* **Requirement**:
List every novel named by title in the interview below.

Your novels explore the idea of a slow apocalypse, what William Gibson calls the Jackpot in The Peripheral, and you call The Seizure. This feels like an apt description of the state of the world at the moment. Is this an idea we are likely to see more of in science fiction?

Yeah. I adapted Gibson’s famous saying to, “The apocalypse is already here, it’s just unevenly distributed.” And I show my students pictures of Aleppo, and say you know, this is the end of the world. And the First World War was the end of the world, also, to a certain degree. And If Then was written in the backdrop of, for me, you know we were redundant and we had no money and it felt like that. And at the same time Greece was running out of money and it felt like the end of the economic order there. I think the financial crisis, which really does hang over If Then in the same way that maybe 9/11 hangs over The Red Men, the financial crisis was the end of the world that actually people managed… not managed to stop happening but to turn the end into a kind of zombie economy that’s been sort of crawling round on its hands and knees ever since. And forestall any reckoning for what had been going on. And we’ve sort of been living in the slow moaning decline since that point. So that’s what the slow apocalypse feels like. There was the financial crisis, and a lot of money was invented to stop the moment of crisis from being an imminent one, and then it became a slow process of attrition from there.

You mention Nelson from The Red Men not acting like a typical protagonist. James from If Then has had part of his brain removed as part of his role as the town bailiff, so the Process can act through him. Theodore Drown from The Destructives is emotionally cauterised by his weirdcore abuse. What are the challenges of writing these emotionally stunted characters?

The Destructives (cover)The challenge is that, like Doctor Who, my characters can’t pull guns, or commit acts of violence, unless the plot really calls for it. They tend not to be conventionally heroic. What is interesting about protagonists is the choice they have to make. And often the choice that’s presented to a protagonist is between a terrible option and an even worse one. And that’s how my novels are structured. And that’s quite conventional, in terms of dramatic structure.

What interests me is when you’re faced by all these forces that only want you to do the wrong thing, and your success is dependant on you continuing to do the wrong thing, can you muster moral action, without entirely destroying yourself? Or even, destroy yourself, but still muster the moral action. So all that really interests us, I think, in reading novels, what interests me is observing characters that go through these crises of decision making. They’re forced to go through this cause in our lives we often don’t choose or we ignore those moments. And that’s why we need fiction, to see what would happen if we did make those decisions.

Your work features complex science fictional concepts but also complex, well drawn characters. Which comes first, the science fiction idea or the character?

I think that my characters aren’t deep in the conventional sense, they don’t have a lot of backstory. Which is why I often knock out parts of their brain, it’s so that you’re not confronted with all this crap from their childhood. Because a character should only exist in terms of being an agent within the structure. You need to know enough about them to understand their choice. And that’s it, you know, the rest of it’s irrelevant.

The idea always comes first, and with those three novels as you’ve rightly identified, I think Nina Allan spots a similar thing, it’s like, they all have similarities in terms of they’re really as bare boned as protagonists as you can go. In a novel I think the less there is about the protagonist the more the reader can project into the choice which is what matters. Is James going to evict the child or not? That’s all it’s about, and the less there is of James, the more there is of the reader. It’s the secondary characters who need to be well drawn, because you’re seeing them through these points of view.

* **Provided information**:
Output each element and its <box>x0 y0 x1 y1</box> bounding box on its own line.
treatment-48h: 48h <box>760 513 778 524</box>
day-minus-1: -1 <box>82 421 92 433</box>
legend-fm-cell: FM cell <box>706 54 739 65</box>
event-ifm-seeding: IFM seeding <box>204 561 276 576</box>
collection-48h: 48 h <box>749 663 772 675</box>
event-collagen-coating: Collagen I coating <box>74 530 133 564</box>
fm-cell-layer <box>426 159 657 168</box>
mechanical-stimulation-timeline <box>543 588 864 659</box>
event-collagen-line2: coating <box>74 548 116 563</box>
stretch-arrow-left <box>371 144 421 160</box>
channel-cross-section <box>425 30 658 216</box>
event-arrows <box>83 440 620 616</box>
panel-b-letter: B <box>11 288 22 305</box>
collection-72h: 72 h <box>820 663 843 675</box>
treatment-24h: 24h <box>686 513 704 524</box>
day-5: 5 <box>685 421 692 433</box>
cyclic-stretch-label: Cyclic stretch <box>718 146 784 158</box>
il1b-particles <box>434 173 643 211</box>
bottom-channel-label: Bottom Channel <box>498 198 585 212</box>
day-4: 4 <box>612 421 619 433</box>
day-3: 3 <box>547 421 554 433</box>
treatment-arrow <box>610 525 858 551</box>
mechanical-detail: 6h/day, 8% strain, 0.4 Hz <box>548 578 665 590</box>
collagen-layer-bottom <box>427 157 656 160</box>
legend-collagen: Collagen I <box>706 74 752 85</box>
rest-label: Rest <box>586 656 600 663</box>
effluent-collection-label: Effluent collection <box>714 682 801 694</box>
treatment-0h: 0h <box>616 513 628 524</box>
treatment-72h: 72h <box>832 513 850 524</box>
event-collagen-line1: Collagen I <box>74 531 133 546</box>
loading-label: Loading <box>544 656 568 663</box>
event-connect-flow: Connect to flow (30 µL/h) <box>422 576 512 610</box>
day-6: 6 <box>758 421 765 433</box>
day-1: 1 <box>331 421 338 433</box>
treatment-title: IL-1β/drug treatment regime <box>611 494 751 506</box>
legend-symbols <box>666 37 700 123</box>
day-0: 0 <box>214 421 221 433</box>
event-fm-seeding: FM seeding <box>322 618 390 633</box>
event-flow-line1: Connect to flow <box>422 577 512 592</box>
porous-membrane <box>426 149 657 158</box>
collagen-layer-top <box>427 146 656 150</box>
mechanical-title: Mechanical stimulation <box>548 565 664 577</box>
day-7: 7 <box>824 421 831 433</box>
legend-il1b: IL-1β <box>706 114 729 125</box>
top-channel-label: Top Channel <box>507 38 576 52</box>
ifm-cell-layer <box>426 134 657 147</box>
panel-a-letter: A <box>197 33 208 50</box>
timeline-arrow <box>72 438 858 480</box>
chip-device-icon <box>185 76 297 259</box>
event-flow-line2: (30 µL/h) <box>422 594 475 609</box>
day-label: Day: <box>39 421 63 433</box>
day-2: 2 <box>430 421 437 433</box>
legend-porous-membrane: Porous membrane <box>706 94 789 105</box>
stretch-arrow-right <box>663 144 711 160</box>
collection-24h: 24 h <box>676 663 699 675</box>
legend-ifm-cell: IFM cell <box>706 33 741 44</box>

* **In response**:
The Peripheral
If Then
The Red Men
The Destructives